### PASSAGE

· · · · ·

Angiolymphoid hyperplasia with eosinophilia (ALHE) is a rare condition affecting muscular arteries, typically of the head and neck. It was first described in 1969 by Wells and Whimster. They reported nine patients between the ages of 19 and 43, five women and four men, with single to multiple lesions in the head and neck region with blood eosinophillia in all patients and regional lymphadenopathy in four of nine patients. Previously it had been described as pseudo- or atypical pyogenic granuloma, subcutaneous angioblastic lymphoid hyperplasia with eosinophilia, and papular angioplasia[1, 5]. Initially thought to be related to Kimura's disease, a condition occurring in male Asians sharing some of the same clinical and histological features, ALHE is now considered a distinct entity[2, 5, 17, 18].
In approximately 50% of cases, a muscular artery is at the center of the lesion, as in our case report. Occasionally, in such cases, the differential diagnosis is traumatic pseudoaneurysm,  although in the latter condition, the lymphoid infiltrate and eosinophilic response is generally minimal.
Although the lymphoid infiltrate is a prominent component of ALHE, there are few data supporting a primarily lymphoproliferative process for this condition. In a study conducted by Jang et al, two of seven cases of ALHE showed positive result for PCR analysis of rearranged TCR-gene; however, all the cases were negative for heteroduplex-PCR. The conclusion of these authors was that the lymphoid reaction in ALHE is most likely reactive. However, more recently, Kempf et al  demonstrated T-cell gene rearrangements in 5 of 7 cases of ALHE and monoclonality was confirmed by automated high-resolution PCR fragment analysis. These authors raised the question of whether ALHE or a subset of ALHE represents either a true T-cell lymphoma of low-grade malignancy or a specific variant of reactive lymphoid hyperplasia . In our current case PCR analysis of the TCR-gene showed monoclonality between the peripheral T-cell lymphoma and the ALHE specimens.

· · · · ·

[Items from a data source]

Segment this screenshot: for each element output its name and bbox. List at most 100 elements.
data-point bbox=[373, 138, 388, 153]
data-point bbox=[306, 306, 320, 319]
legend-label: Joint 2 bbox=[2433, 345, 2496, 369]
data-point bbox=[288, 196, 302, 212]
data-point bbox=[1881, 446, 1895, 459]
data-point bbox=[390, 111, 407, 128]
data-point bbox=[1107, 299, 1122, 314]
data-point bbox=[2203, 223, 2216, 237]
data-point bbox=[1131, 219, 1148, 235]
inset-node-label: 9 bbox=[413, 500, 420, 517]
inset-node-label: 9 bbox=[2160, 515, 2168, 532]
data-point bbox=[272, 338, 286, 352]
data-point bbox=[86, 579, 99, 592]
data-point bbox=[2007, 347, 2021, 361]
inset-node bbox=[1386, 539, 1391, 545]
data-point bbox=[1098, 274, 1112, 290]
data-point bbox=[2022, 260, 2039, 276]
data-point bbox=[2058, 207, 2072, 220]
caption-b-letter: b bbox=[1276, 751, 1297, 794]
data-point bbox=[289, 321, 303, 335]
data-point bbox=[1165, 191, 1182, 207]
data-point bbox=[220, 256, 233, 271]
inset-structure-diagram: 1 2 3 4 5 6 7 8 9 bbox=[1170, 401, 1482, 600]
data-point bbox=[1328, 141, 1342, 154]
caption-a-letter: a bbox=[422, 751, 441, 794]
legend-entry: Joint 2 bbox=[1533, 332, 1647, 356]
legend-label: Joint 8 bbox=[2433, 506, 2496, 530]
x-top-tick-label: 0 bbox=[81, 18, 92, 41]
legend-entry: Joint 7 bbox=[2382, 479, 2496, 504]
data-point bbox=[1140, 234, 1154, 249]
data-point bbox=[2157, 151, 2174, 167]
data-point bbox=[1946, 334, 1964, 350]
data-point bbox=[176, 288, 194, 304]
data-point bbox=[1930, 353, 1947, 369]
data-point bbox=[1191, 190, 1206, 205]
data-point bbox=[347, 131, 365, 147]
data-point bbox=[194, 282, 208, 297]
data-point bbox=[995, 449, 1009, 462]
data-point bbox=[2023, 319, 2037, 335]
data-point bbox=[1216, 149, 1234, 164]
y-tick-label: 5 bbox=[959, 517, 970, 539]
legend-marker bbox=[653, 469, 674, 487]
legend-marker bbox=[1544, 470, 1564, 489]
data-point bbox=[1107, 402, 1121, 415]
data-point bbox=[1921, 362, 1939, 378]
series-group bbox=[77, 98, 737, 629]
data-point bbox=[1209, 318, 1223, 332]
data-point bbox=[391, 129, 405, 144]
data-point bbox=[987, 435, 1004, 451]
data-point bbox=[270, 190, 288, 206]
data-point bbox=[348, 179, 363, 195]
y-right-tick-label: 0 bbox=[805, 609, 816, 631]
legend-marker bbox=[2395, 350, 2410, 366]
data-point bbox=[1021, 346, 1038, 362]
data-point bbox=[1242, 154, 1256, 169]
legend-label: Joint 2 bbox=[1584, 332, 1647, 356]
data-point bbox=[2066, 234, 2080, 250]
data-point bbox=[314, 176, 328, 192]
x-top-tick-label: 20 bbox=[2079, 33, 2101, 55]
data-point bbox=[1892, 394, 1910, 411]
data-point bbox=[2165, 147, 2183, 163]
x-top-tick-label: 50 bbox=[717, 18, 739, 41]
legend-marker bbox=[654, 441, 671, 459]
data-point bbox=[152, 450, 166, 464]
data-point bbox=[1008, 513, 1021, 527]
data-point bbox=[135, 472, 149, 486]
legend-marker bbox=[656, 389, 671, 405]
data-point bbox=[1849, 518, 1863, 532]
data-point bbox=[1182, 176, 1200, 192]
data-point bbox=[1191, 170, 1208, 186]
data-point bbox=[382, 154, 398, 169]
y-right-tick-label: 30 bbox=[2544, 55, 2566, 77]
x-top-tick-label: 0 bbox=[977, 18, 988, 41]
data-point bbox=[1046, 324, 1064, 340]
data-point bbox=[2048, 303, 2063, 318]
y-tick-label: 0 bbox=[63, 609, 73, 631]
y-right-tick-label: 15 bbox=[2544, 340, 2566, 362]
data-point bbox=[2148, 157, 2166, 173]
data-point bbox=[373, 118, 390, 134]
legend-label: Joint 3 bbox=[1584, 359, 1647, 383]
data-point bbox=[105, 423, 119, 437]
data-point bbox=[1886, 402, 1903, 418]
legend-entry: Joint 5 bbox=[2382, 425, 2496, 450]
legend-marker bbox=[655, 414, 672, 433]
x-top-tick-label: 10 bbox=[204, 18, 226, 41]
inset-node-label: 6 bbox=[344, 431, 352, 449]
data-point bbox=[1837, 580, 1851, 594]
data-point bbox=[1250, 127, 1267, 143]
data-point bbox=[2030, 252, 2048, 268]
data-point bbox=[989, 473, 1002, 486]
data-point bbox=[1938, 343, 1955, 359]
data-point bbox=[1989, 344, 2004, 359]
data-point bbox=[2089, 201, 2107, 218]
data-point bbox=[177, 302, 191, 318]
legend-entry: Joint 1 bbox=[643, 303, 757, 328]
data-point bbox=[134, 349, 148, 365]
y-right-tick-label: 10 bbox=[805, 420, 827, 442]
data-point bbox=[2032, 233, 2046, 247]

· · · · ·

### YOUR TASKS
1. Answer the following from the passage on angiolymphoid hyperplasia with eosinophilia, one line per answer:
(a) In what year, and by whom, was the condition first described?
(b) In approximately what percentage of cases is a muscular artery at the center of the lesion?
(c) In how many of seven cases did Kempf et al demonstrate T-cell gene rearrangements?
2. Reproduce without alteration the part of the passage on angiolymphoid hyperplasia with eosinophilia that opens with the words containing "In approximately 50%" and closes with "is generally minimal.".
3. Supply the next part of the passage on angiolymphoid hyperplasia with eosinophilia, beginning after its final sentence.
These records were drawn from a separate source.

### WRITTEN ANSWERS
1.
(a) In 1969, by Wells and Whimster.
(b) Approximately 50%.
(c) Five of seven.

2.
In approximately 50% of cases, a muscular artery is at the center of the lesion, as in our case report. Occasionally, in such cases, the differential diagnosis is traumatic pseudoaneurysm,  although in the latter condition, the lymphoid infiltrate and eosinophilic response is generally minimal.

3.
Further support that ALHE is a monoclonal T-cell process is the finding of ALHE confirmed histologically in patients with synchronous or metachronous T-cell lymphoma. Adreae et al  reported a young girl with ALHE who subsequently developed peripheral T-cell lymphoma years after initial diagnosis. The current report demonstrates a second case, in which the ALHE developed months after the diagnosis of peripheral T-cell lymphoma. The finding of ALHE and peripheral T-cell lymphoma, and the demonstration of T cell gene rearrangements in both tissues, has not been previously documented in a single patient.
Although the current patient supports the concept that ALHE is, at least in some patients, reflected of a T-cell lymphoproliferative process, the finding of T-cell gene rearrangements indicated of monoclonality. According to Kempf et al , clonal lesional lymphocytes cannot be considered synonymous with malignant potency or overt malignancy, but it does shed a new light on the pathogenetic aspects of this disorder.
In conclusion, we report a case of ALHE developing after the diagnosis of peripheral T-cell lymphoma with T-cell gene rearrangements studies showing monoclonality in both the lymphoma and vascular lesions.